THE REQUEST:
Please determine how many lines of the material include the word "item", and respond with nothing but that number.
====== STORED ROWS ======
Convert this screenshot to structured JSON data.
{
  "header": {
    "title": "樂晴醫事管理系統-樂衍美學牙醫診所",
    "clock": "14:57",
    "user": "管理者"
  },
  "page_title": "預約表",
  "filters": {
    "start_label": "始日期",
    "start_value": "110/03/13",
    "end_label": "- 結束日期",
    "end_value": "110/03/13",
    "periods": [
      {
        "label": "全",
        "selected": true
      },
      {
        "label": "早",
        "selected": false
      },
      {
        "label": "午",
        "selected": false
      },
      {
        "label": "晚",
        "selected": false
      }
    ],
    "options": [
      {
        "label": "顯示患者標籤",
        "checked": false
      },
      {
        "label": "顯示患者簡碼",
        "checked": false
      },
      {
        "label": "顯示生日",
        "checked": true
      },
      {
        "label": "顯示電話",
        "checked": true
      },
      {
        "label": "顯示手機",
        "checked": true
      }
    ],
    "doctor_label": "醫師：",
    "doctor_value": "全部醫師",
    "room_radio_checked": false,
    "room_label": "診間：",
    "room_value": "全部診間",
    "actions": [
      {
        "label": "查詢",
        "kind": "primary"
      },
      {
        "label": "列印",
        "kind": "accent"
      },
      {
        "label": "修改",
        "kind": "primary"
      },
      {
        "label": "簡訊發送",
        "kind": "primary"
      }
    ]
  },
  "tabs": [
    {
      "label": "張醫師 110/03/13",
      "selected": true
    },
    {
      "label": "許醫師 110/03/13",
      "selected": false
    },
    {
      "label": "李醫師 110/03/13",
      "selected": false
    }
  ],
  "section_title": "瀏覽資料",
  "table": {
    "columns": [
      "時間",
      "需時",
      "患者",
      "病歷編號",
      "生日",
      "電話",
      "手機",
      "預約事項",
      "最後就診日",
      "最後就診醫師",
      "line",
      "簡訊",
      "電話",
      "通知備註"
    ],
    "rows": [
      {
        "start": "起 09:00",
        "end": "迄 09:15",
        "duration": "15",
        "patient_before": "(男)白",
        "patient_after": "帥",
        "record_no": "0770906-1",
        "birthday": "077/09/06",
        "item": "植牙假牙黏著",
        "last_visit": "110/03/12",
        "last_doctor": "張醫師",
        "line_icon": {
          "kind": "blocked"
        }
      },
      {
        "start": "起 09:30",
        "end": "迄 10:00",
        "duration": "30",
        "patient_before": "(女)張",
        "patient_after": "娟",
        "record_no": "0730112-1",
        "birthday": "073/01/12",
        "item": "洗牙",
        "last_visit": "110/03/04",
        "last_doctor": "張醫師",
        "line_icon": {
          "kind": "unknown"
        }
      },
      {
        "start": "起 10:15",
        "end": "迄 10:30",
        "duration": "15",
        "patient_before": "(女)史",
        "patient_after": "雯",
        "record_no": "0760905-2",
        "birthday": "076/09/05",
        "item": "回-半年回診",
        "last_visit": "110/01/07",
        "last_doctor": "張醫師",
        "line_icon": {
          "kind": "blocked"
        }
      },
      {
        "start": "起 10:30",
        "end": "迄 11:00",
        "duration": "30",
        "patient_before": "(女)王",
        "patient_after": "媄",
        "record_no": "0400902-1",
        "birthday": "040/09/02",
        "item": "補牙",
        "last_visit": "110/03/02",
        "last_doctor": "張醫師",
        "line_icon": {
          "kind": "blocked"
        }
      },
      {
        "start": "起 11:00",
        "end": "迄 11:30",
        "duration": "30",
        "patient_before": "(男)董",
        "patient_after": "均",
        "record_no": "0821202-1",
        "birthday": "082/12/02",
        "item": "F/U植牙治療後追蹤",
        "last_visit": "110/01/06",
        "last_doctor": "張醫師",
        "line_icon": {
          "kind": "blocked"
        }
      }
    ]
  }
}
======
ANSWER BELOW:
5